Tasks and exercises.
1 > Answer these about the pull request discussion on webhook retries:
(a) Which file does the code change touch?
(b) What value is given for max_tries?
(c) What did the commenter say they did in response to the point raised?
2 > Extend the pull request discussion on webhook retries past its final sentence.

Text.
Re: [PR] fix(reports): reliability fixes for alert/report execution [superset]

via GitHub Fri, 26 Jun 2026 10:12:41 -0700


sadpandajoe commented on code in PR #41177:
URL: https://github.com/apache/superset/pull/41177#discussion_r3482965288



##########
superset/reports/notifications/webhook.py:
##########
@@ -128,7 +128,21 @@ def _validate_webhook_url(self, url: str) -> None:
             raise NotificationParamException("Webhook URL target host is not 
allowed.")
 
     @backoff.on_exception(
-        backoff.expo, NotificationUnprocessableException, factor=10, base=2, 
max_tries=5
+        backoff.expo,
+        NotificationUnprocessableException,
+        factor=10,
+        base=2,
+        max_tries=5,
+        # Bound total wall-clock retry time. Without this, a hanging or
+        # persistently failing target can stall a worker for minutes per bad 
URL
+        # (up to ~5 socket waits at timeout=60 plus ~150s of retry sleeps),
+        # starving sequential report dispatch. backoff evaluates max_time 
against
+        # the elapsed time sampled BEFORE each attempt, so the last request can
+        # start just under the bound and still run its full timeout: worst case
+        # ~210s (~150s elapsed at the final pre-attempt check + one 60s 
request),

Review Comment:
   Good catch — reworded the comment. You're right that the original framing of 
*when* the check fires was misleading.

Dataset section.

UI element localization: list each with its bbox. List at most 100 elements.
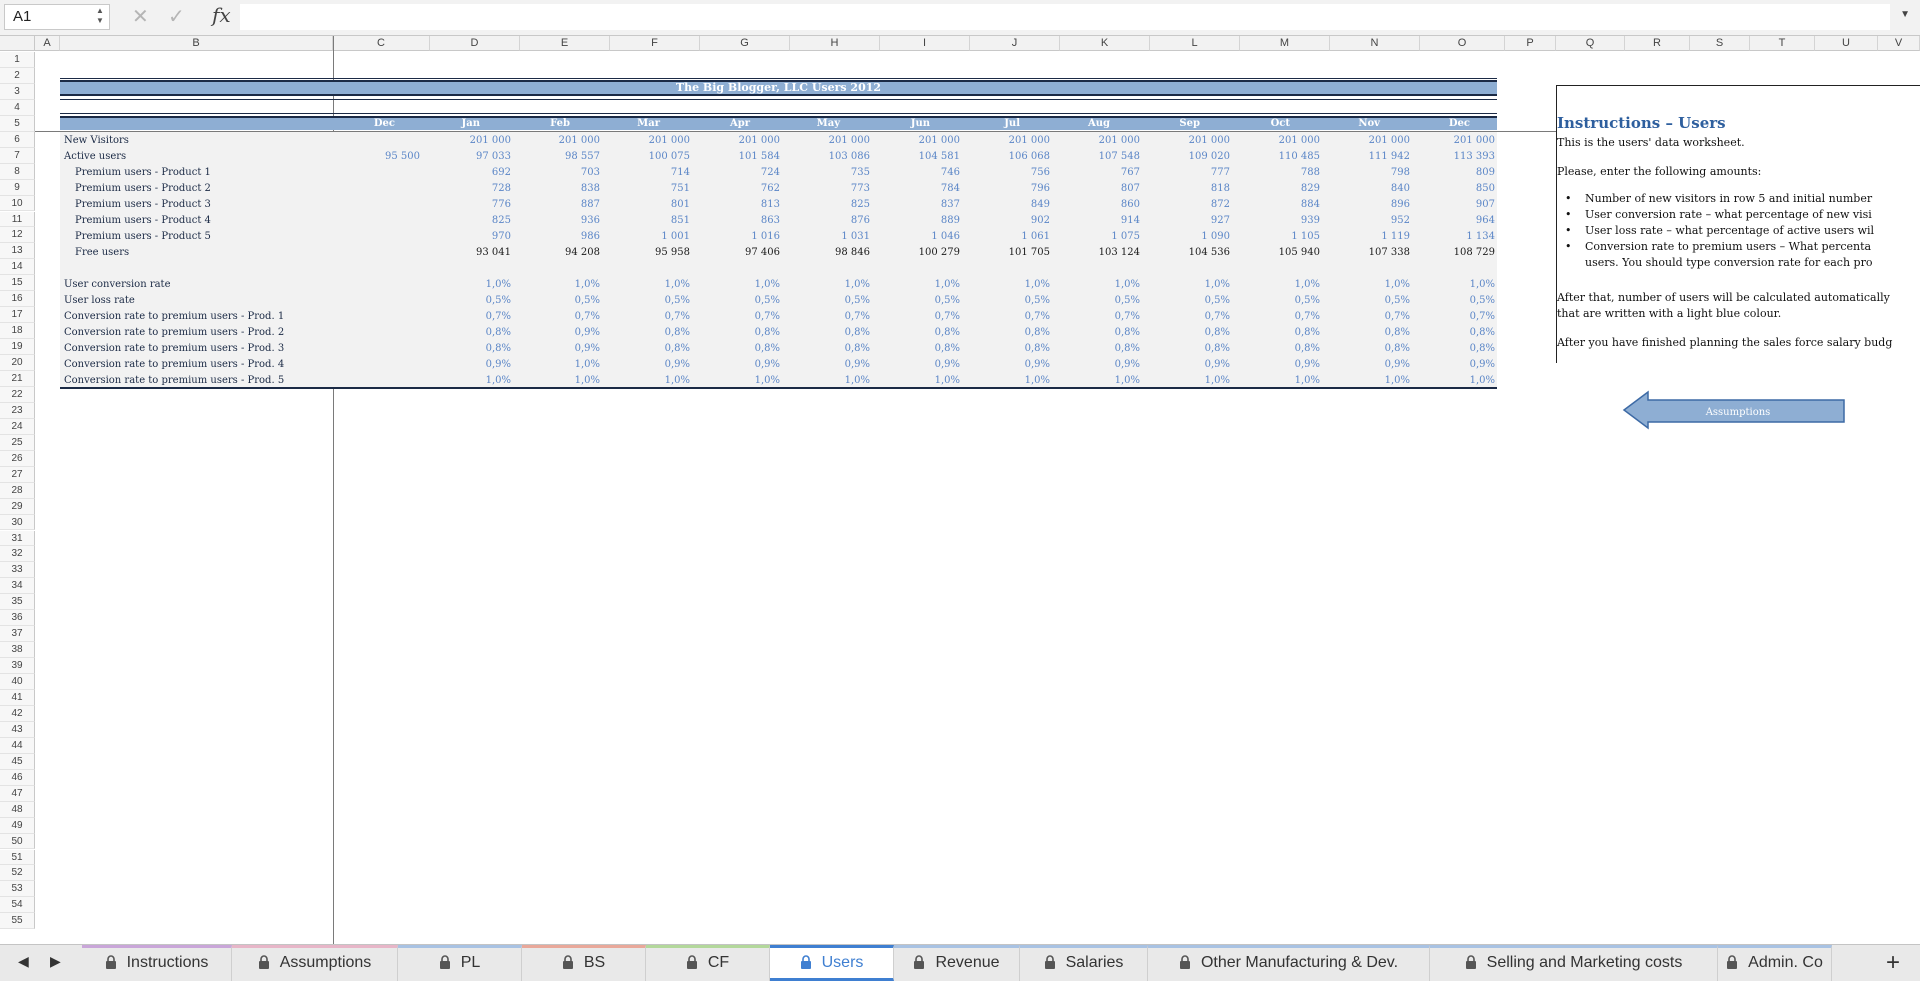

Replies.
1 >
(a) superset/reports/notifications/webhook.py
(b) 5
(c) They reworded the comment.

2 >
   
   To reconcile the number, though: in `backoff._sync.retry_exception`, 
`elapsed` is sampled at the *top* of each loop iteration (before the attempt), 
and the `max_time` check runs in the `except` block against that same 
pre-attempt value. So:
   
   - after attempt 2 fails, the check sees `elapsed` ≈ 60–70s (< 120) → it 
proceeds to attempt 3;
   - attempt 3 starts at ~120–150s and runs its full 60s timeout; only *after* 
it fails does the check (`elapsed` ≥ 120) stop the loop.
   
   That's 3 full-timeout attempts plus the two jitter sleeps: total = 180 + s1 
+ s2 with s1∈[0,10], s2∈[0,20] → **180–210s**. So ~180s is the zero-jitter 
floor and ~210s the max-jitter ceiling — the same scenario. I've reworded to 
state the range and the actual mechanism rather than the "pre-attempt check" 
phrasing. Production behaviour is unchanged either way.



##########
tests/unit_tests/reports/notifications/webhook_tests.py:
##########
@@ -269,3 +271,156 @@ class MockResponse:
 
     with pytest.raises(NotificationParamException, match="redirect"):
         webhook_notification.send()
+
+
+def _make_webhook(mock_header_data) -> WebhookNotification:
+    from superset.reports.models import ReportRecipients, ReportRecipientType
+    from superset.reports.notifications.base import NotificationContent
+
+    content = NotificationContent(
+        name="test alert", header_data=mock_header_data, description="Test 
description"
+    )
+    return WebhookNotification(
+        recipient=ReportRecipients(
+            type=ReportRecipientType.WEBHOOK,
+            recipient_config_json='{"target": "https://example.com/webhook"}',
+        ),
+        content=content,
+    )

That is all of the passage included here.